----- Passage extrait -----
2.2       La situation du demandeur, M. Moïse Désir

[29]        Monsieur Moïse Désir est embauché en 1998 comme manutentionnaire à la réception. Après avoir suivi une formation, il devient opérateur de chariot élévateur.

[30]        Il travaille à l'entrepôt Jarry et après sa fermeture, il est transféré à Colbert en août 2009.

[31]        Il reproche à l’employeur d'avoir conservé à son emploi des employés qui ont moins d'ancienneté que lui. Il estime avoir les compétences pour travailler à la réception et à l’expédition. Il connaît le processus d’étiquetage à l’expédition alors que, selon lui, parmi ceux qui sont restés, certains ne conduisent que des chariots élévateurs.

[32]        Il a reçu le même préavis de licenciement daté du 18 septembre 2009 et son emploi a pris fin le 13 novembre 2009.

[33]        Monsieur Désir estime qu'en raison de ses onze (11) ans de loyaux services, il aurait droit à un délai-congé de onze (11) semaines de salaire. Il réclame en sus le montant de 1 000 $ à titre de dommages moraux.

3.         questions en litige

[34]        Les principales questions que le Tribunal doit traiter afin de trancher ce litige, sont les suivantes :

·        Le fait que l'employeur ait donné aux demandeurs un préavis de licenciement conforme aux dispositions de la Loi sur les normes du travail fait-il obstacle au recours pour délai-congé en vertu de l'article 2091 C.c.Q.?

·        Le fait que la fin d'emploi des demandeurs résulte d'un licenciement occasionné par une restructuration de l'entreprise en proie à des difficultés financières fait- il obstacle au recours pour délai-congé en vertu de l'article 2091 C.c.Q.?

·        Les critères sont-ils rencontrés pour accorder le délai-congé réclamé par chacun des demandeurs?

·        Les critères sont-ils rencontrés pour accorder les dommages moraux réclamés par chacun des demandeurs?
-----
◆ Consignes
• 1. D'après le passage extrait sur le litige de M. Désir, à quelle date son emploi a-t-il pris fin ?
• 2. Donnez la suite du passage extrait sur le litige de M. Désir.
----- Contenu des données -----
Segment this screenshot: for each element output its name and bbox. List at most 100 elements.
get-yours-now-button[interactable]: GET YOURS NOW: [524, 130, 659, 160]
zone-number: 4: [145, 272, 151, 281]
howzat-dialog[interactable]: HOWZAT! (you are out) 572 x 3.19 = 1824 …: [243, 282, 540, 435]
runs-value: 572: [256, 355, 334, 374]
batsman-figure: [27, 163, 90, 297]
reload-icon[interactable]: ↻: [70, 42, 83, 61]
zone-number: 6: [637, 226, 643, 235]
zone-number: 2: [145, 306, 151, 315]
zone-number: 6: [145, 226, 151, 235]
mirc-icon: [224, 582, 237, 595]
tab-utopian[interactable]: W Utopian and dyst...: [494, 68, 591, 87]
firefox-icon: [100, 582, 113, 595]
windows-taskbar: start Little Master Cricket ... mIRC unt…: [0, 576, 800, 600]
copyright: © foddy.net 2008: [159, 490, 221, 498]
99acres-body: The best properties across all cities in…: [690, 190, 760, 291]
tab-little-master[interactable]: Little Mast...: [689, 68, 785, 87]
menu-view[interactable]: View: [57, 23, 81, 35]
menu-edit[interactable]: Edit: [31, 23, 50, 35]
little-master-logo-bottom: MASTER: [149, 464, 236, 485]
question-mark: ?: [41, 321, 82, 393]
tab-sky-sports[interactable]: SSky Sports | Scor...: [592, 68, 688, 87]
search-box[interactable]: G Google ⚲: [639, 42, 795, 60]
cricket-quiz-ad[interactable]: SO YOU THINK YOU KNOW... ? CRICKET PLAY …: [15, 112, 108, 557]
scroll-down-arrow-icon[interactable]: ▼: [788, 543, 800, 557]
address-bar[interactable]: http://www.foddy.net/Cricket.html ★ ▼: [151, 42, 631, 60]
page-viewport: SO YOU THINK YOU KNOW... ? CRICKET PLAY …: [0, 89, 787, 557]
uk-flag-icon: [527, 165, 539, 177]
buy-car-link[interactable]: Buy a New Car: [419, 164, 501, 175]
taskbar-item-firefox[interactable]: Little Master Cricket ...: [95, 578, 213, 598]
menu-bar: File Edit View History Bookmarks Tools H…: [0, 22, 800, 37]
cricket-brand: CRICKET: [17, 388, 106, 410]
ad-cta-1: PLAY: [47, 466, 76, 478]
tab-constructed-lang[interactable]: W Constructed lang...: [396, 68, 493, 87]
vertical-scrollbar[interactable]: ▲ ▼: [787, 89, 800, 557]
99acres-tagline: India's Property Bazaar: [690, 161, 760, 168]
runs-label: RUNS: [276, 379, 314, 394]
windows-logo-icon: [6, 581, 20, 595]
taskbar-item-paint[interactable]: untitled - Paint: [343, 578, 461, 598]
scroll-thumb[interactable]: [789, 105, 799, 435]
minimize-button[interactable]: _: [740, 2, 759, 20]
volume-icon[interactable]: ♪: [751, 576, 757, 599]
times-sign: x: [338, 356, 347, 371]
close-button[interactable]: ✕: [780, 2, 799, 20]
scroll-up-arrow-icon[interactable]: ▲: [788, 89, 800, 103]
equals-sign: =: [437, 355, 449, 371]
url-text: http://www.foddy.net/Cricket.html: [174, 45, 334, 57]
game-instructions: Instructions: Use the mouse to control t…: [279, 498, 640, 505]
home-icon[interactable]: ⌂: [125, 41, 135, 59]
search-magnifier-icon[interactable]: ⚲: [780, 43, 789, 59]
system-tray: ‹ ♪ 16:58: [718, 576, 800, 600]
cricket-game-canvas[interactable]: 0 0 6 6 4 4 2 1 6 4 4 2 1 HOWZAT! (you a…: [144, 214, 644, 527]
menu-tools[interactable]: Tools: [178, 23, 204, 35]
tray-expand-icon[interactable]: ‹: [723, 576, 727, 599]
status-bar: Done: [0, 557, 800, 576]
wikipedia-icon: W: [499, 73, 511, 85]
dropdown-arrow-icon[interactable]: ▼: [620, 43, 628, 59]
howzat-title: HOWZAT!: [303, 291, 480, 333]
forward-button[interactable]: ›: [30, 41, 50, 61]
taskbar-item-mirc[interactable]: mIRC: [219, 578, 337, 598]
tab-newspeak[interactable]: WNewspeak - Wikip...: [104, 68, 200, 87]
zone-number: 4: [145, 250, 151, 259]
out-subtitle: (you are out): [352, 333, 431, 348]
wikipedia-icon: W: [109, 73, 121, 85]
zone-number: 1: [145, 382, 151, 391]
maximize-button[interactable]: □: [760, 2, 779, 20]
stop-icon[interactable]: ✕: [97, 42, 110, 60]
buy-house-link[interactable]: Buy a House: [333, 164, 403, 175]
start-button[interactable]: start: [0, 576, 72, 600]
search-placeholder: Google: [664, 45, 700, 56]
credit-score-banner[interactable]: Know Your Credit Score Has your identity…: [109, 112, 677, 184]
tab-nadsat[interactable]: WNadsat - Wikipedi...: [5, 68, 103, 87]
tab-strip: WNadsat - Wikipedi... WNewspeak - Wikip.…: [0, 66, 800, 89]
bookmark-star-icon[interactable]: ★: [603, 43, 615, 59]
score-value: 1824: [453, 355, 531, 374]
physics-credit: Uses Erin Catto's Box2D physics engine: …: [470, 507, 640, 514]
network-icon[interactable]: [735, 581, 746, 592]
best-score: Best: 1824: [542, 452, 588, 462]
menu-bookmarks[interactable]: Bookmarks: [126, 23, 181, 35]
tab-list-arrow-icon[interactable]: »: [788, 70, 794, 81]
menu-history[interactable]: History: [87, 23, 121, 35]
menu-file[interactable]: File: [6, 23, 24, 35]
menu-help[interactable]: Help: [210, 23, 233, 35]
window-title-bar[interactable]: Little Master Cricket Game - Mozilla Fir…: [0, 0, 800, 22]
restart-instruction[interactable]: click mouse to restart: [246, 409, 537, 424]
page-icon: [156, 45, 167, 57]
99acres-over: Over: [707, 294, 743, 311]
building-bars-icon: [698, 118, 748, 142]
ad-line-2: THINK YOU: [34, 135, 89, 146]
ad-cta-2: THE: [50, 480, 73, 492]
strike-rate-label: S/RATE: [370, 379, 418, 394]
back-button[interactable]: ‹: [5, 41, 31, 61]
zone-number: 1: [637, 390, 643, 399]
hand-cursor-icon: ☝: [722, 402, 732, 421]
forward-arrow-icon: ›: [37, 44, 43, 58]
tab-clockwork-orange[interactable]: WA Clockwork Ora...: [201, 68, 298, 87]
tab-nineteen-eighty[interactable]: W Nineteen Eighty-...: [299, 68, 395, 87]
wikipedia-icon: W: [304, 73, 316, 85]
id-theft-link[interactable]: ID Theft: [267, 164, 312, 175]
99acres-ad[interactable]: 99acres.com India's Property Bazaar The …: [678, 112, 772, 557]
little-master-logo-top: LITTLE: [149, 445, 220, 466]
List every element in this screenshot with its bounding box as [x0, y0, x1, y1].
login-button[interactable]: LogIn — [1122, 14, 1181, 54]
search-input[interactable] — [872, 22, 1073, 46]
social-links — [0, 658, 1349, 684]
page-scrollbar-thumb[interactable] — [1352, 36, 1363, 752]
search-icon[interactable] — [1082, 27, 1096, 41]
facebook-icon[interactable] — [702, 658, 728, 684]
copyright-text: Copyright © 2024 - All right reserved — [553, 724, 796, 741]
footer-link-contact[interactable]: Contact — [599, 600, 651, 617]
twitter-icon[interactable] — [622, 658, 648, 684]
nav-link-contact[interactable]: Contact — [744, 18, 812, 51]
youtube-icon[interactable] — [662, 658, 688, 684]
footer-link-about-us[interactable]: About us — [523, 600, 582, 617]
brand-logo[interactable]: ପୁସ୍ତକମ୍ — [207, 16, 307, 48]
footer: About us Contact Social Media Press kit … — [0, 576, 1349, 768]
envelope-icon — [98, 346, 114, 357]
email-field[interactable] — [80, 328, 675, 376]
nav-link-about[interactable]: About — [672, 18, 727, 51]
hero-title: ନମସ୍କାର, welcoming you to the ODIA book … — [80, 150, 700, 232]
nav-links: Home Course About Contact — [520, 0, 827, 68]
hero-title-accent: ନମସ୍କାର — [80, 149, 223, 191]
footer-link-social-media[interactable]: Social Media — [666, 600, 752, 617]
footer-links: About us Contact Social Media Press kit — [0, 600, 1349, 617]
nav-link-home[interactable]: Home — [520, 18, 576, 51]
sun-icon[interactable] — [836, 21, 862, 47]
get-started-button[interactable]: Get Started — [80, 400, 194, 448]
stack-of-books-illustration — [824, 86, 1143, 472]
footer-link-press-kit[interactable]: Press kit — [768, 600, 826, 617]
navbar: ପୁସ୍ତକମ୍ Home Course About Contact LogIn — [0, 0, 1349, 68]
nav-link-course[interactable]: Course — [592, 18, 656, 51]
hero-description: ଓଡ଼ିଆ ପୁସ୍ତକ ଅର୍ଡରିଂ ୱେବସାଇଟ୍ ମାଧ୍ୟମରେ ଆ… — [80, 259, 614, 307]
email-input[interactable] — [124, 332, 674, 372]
-----
◆ Réponses aux consignes
• 1. Le 13 novembre 2009.

• 2.
4.         ANALYSE ET MOTIFS

Le droit applicable

[35]        Les dispositions pertinentes de la Loi sur les normes du travail « LNT »[3] applicables en matière de délai-congé sont les suivantes:

« 82.     Un employeur doit donner un avis écrit à un salarié avant de mettre fin à son contrat de travail ou de le mettre à pied pour six mois ou plus.

Cet avis est d'une semaine si le salarié justifie de moins d'un an de service continu, de deux semaines s'il justifie d'un an à cinq ans de service continu, de quatre semaines s'il justifie de cinq à dix ans de service continu et de huit semaines s'il justifie de dix ans ou plus de service continu.

[…]

Le présent article n'a pas pour effet de priver un salarié d'un droit qui lui est conféré par une autre loi.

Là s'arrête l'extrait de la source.